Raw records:
■ ■ ■ ■

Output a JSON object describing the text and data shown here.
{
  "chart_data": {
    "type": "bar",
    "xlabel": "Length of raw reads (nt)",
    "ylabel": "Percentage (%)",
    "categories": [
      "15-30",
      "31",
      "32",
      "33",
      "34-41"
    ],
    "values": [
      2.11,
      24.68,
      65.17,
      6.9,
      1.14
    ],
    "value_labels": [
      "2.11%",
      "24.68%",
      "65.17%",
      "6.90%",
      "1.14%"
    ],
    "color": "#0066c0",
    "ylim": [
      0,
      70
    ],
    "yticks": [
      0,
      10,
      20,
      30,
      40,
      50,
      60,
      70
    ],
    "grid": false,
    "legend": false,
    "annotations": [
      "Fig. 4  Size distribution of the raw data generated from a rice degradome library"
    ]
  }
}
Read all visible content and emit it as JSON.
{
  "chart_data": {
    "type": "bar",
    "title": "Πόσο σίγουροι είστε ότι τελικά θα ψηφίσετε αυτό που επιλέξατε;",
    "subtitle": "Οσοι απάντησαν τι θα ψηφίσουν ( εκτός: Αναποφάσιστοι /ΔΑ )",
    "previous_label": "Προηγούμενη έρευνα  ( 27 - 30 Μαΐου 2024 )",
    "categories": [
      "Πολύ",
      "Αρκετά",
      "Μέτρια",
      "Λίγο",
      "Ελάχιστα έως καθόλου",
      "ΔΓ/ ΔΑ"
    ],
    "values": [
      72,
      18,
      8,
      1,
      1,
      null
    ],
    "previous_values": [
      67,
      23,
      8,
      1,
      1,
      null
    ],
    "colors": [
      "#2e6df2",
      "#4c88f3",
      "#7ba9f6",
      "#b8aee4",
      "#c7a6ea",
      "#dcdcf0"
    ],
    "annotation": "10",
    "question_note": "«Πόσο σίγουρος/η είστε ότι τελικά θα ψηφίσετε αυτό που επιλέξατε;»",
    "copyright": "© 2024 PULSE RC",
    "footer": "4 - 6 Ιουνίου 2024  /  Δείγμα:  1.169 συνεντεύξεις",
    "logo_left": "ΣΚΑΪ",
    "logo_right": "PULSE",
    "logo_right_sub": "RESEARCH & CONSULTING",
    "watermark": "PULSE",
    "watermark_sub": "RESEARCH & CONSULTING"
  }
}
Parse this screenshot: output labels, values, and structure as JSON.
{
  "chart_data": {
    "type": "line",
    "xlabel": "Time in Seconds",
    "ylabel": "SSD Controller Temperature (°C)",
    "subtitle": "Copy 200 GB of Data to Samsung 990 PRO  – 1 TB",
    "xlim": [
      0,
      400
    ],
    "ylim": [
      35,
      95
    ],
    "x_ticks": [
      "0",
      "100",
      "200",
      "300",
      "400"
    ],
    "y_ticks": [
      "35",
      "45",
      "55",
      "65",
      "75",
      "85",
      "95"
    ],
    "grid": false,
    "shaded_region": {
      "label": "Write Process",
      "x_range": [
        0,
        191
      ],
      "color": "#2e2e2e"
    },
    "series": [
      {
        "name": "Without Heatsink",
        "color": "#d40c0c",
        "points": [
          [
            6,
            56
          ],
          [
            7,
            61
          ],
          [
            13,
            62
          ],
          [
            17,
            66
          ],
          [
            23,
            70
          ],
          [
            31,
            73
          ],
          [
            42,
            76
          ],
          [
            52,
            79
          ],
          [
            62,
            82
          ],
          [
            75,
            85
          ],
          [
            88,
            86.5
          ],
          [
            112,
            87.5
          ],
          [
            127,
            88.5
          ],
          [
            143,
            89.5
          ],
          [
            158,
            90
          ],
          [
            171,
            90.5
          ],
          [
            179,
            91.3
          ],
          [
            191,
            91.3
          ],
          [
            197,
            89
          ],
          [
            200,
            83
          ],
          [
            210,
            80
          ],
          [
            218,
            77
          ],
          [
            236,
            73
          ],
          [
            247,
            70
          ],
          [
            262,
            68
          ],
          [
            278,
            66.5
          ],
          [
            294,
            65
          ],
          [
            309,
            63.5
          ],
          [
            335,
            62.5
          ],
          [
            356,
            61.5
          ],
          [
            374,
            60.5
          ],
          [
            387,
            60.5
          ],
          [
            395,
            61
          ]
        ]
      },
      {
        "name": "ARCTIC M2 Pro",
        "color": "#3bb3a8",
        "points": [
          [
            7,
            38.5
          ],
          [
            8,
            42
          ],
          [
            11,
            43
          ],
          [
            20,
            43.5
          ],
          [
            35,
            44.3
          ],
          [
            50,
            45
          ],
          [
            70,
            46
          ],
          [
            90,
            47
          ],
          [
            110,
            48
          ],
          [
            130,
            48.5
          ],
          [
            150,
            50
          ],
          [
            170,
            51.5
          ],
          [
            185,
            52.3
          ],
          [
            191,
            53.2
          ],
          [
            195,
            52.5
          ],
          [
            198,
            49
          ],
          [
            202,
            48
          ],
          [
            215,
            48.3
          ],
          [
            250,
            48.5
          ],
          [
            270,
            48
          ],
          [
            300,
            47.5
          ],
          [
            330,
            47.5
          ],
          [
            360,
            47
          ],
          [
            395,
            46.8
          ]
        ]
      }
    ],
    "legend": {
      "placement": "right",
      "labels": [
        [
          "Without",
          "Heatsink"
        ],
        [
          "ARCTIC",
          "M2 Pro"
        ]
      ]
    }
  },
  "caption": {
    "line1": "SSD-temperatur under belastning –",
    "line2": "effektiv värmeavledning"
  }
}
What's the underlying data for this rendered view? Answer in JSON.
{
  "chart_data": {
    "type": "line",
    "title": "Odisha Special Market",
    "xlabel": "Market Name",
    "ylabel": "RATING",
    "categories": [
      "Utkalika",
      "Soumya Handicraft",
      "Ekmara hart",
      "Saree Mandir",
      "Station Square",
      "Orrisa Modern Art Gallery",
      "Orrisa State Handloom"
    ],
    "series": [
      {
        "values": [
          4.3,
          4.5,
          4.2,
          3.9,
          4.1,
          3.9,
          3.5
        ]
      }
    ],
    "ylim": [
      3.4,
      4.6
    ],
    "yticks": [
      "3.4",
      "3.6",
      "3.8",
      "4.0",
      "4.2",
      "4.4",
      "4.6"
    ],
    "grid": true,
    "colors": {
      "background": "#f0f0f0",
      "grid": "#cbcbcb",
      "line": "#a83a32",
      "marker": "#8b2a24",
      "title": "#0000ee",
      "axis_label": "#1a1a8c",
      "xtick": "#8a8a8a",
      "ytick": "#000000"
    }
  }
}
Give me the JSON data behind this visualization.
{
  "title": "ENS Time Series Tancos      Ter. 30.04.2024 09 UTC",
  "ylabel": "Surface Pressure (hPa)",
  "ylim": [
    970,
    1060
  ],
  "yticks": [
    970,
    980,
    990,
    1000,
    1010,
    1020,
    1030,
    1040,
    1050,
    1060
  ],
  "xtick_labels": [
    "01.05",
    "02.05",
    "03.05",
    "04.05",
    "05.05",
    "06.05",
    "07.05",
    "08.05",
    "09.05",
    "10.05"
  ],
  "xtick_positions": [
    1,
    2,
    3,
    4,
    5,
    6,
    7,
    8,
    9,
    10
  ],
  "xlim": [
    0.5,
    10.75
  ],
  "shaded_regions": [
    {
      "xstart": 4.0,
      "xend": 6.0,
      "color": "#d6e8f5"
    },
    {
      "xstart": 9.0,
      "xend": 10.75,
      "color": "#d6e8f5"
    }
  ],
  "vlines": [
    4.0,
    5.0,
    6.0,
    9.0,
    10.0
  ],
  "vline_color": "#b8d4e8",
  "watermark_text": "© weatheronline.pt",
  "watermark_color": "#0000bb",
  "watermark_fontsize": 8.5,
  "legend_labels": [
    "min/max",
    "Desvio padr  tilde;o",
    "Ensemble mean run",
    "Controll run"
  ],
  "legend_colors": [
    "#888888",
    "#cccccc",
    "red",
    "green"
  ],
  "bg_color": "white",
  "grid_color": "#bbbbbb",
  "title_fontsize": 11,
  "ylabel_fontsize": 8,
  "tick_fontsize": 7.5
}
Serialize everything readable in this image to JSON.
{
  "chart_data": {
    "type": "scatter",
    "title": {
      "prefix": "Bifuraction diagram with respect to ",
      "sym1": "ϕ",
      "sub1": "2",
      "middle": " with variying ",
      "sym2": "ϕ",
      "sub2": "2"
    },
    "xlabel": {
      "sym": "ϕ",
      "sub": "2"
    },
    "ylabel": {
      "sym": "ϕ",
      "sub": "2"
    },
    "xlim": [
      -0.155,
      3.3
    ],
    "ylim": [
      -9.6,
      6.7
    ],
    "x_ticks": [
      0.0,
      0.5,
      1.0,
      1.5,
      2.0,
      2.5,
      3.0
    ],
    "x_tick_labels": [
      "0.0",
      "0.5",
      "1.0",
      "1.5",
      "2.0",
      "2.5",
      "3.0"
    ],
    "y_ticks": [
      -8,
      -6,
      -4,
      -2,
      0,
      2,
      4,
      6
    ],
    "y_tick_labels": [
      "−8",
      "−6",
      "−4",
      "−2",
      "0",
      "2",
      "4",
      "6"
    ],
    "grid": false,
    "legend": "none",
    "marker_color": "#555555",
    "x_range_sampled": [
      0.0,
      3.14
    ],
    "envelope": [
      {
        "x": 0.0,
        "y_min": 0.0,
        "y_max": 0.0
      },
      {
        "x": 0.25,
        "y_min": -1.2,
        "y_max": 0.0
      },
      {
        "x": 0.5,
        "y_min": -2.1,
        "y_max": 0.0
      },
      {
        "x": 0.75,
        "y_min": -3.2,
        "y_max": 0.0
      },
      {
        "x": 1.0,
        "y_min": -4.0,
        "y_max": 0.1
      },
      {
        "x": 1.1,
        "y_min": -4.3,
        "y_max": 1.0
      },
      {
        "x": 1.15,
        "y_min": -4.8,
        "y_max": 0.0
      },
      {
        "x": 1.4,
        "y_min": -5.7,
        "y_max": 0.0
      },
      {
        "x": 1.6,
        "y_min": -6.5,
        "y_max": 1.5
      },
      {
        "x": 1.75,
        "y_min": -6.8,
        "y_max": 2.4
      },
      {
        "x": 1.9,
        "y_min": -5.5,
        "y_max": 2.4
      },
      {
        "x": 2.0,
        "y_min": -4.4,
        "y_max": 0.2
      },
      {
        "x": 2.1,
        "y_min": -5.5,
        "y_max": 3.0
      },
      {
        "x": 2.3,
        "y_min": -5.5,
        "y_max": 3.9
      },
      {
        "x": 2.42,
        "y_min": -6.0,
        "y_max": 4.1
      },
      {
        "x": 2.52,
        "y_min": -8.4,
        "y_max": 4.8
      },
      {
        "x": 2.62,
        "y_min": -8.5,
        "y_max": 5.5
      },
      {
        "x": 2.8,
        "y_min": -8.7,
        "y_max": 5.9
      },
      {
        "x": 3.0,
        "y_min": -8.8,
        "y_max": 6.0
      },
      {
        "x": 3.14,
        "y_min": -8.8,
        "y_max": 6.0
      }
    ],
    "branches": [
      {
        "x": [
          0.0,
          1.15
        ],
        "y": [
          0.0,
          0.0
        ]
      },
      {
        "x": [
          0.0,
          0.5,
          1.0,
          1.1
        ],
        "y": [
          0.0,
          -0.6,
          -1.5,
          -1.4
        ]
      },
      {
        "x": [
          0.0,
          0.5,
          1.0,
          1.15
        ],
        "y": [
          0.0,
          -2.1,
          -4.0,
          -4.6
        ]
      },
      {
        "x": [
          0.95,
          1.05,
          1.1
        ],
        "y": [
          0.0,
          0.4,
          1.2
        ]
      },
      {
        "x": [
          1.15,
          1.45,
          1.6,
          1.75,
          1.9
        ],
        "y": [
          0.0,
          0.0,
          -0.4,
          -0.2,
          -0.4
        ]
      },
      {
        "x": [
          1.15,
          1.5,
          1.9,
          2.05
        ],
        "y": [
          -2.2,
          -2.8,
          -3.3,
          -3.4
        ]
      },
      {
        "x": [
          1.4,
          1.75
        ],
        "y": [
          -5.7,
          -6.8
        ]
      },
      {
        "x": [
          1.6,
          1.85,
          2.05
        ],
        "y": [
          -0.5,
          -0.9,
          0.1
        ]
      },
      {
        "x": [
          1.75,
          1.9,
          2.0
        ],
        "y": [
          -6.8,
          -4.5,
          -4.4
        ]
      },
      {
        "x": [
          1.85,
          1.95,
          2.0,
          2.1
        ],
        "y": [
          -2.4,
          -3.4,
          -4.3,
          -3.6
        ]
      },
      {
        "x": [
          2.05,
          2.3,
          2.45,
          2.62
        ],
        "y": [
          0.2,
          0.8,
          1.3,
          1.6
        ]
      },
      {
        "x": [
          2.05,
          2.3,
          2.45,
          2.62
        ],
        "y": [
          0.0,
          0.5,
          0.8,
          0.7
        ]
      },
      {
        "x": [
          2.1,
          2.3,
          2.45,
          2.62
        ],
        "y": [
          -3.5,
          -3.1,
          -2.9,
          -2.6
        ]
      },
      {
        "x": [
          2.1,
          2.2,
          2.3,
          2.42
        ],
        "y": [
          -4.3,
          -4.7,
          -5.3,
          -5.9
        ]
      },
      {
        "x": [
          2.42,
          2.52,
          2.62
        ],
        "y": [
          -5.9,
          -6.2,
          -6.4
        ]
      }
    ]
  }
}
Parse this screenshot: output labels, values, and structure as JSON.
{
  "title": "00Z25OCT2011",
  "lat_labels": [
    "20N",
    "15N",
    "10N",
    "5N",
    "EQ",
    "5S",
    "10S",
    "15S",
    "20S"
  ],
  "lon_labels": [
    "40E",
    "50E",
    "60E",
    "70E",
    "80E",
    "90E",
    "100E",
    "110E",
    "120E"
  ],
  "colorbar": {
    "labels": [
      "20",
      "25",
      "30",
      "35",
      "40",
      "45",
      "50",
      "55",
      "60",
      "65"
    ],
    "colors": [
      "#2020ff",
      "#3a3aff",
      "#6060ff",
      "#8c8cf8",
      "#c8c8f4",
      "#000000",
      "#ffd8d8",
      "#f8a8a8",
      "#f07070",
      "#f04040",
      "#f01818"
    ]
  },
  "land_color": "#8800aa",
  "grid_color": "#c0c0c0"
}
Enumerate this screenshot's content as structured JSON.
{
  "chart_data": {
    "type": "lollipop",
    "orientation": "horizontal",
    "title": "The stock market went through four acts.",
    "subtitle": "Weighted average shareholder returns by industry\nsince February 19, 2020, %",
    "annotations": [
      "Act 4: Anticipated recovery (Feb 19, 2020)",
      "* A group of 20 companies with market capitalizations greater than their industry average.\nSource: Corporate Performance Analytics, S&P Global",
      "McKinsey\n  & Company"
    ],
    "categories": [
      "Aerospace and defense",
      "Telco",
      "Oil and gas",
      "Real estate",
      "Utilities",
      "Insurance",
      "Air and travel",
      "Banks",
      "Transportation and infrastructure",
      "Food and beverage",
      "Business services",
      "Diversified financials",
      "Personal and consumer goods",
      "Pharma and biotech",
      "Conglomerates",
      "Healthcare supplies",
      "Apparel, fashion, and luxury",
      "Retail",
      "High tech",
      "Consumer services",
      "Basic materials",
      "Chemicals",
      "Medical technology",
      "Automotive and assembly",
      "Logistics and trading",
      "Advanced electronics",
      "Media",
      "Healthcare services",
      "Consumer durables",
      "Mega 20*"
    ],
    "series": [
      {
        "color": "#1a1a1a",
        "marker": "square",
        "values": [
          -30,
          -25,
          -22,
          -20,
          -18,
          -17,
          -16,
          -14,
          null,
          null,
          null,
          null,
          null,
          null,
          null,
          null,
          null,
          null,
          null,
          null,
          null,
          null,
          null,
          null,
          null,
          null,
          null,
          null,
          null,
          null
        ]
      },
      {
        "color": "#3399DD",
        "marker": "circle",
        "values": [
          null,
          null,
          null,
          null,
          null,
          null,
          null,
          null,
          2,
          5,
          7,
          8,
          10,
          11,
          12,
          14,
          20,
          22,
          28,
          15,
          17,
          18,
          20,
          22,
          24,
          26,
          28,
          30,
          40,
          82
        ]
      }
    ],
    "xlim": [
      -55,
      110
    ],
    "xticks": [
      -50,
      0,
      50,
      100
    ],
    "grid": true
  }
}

■ ■ ■ ■

What to produce.
Wherever the string "είστε" appears in the entries above, list that line.

Result of the exercise.
    "title": "Πόσο σίγουροι είστε ότι τελικά θα ψηφίσετε αυτό που επιλέξατε;",
    "question_note": "«Πόσο σίγουρος/η είστε ότι τελικά θα ψηφίσετε αυτό που επιλέξατε;»",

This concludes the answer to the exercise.